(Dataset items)
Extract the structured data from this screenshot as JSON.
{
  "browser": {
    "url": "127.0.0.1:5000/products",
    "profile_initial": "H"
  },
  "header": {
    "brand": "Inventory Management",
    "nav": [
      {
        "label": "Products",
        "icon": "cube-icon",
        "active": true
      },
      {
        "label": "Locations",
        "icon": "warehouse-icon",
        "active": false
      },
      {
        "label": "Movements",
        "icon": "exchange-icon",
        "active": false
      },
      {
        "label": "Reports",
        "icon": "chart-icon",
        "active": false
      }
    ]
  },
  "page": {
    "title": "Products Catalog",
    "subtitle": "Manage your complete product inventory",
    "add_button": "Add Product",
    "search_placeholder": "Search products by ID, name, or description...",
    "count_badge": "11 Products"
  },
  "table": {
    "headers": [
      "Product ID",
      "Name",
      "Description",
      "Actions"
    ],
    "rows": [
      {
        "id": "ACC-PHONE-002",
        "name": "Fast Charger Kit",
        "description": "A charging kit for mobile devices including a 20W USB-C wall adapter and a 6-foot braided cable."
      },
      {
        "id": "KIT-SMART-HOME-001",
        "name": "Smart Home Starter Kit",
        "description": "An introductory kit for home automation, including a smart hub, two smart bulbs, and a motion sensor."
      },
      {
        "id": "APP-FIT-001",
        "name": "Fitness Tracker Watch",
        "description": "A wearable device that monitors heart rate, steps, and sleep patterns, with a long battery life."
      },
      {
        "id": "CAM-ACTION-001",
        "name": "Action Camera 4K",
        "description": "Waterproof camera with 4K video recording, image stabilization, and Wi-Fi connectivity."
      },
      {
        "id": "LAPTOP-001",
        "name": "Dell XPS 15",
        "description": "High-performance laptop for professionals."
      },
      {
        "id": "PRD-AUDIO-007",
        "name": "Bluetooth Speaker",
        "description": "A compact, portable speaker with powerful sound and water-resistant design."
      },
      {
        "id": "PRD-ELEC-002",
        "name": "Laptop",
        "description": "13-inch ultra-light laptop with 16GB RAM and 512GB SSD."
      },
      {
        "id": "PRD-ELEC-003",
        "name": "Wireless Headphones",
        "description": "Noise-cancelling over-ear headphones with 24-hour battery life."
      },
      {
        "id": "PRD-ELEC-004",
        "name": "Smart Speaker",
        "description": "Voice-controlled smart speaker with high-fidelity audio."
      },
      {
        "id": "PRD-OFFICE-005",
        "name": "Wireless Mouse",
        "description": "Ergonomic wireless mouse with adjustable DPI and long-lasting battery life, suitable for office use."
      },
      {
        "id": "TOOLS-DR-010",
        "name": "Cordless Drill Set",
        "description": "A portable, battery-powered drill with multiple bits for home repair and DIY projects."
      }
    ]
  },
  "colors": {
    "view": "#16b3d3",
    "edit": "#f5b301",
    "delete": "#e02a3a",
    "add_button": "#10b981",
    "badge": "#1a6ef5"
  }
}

[EXERCISE OBJECTIVE]:
Type the whole listing again, unaltered.

[TASK OUTPUT]:
Extract the structured data from this screenshot as JSON.
{
  "browser": {
    "url": "127.0.0.1:5000/products",
    "profile_initial": "H"
  },
  "header": {
    "brand": "Inventory Management",
    "nav": [
      {
        "label": "Products",
        "icon": "cube-icon",
        "active": true
      },
      {
        "label": "Locations",
        "icon": "warehouse-icon",
        "active": false
      },
      {
        "label": "Movements",
        "icon": "exchange-icon",
        "active": false
      },
      {
        "label": "Reports",
        "icon": "chart-icon",
        "active": false
      }
    ]
  },
  "page": {
    "title": "Products Catalog",
    "subtitle": "Manage your complete product inventory",
    "add_button": "Add Product",
    "search_placeholder": "Search products by ID, name, or description...",
    "count_badge": "11 Products"
  },
  "table": {
    "headers": [
      "Product ID",
      "Name",
      "Description",
      "Actions"
    ],
    "rows": [
      {
        "id": "ACC-PHONE-002",
        "name": "Fast Charger Kit",
        "description": "A charging kit for mobile devices including a 20W USB-C wall adapter and a 6-foot braided cable."
      },
      {
        "id": "KIT-SMART-HOME-001",
        "name": "Smart Home Starter Kit",
        "description": "An introductory kit for home automation, including a smart hub, two smart bulbs, and a motion sensor."
      },
      {
        "id": "APP-FIT-001",
        "name": "Fitness Tracker Watch",
        "description": "A wearable device that monitors heart rate, steps, and sleep patterns, with a long battery life."
      },
      {
        "id": "CAM-ACTION-001",
        "name": "Action Camera 4K",
        "description": "Waterproof camera with 4K video recording, image stabilization, and Wi-Fi connectivity."
      },
      {
        "id": "LAPTOP-001",
        "name": "Dell XPS 15",
        "description": "High-performance laptop for professionals."
      },
      {
        "id": "PRD-AUDIO-007",
        "name": "Bluetooth Speaker",
        "description": "A compact, portable speaker with powerful sound and water-resistant design."
      },
      {
        "id": "PRD-ELEC-002",
        "name": "Laptop",
        "description": "13-inch ultra-light laptop with 16GB RAM and 512GB SSD."
      },
      {
        "id": "PRD-ELEC-003",
        "name": "Wireless Headphones",
        "description": "Noise-cancelling over-ear headphones with 24-hour battery life."
      },
      {
        "id": "PRD-ELEC-004",
        "name": "Smart Speaker",
        "description": "Voice-controlled smart speaker with high-fidelity audio."
      },
      {
        "id": "PRD-OFFICE-005",
        "name": "Wireless Mouse",
        "description": "Ergonomic wireless mouse with adjustable DPI and long-lasting battery life, suitable for office use."
      },
      {
        "id": "TOOLS-DR-010",
        "name": "Cordless Drill Set",
        "description": "A portable, battery-powered drill with multiple bits for home repair and DIY projects."
      }
    ]
  },
  "colors": {
    "view": "#16b3d3",
    "edit": "#f5b301",
    "delete": "#e02a3a",
    "add_button": "#10b981",
    "badge": "#1a6ef5"
  }
}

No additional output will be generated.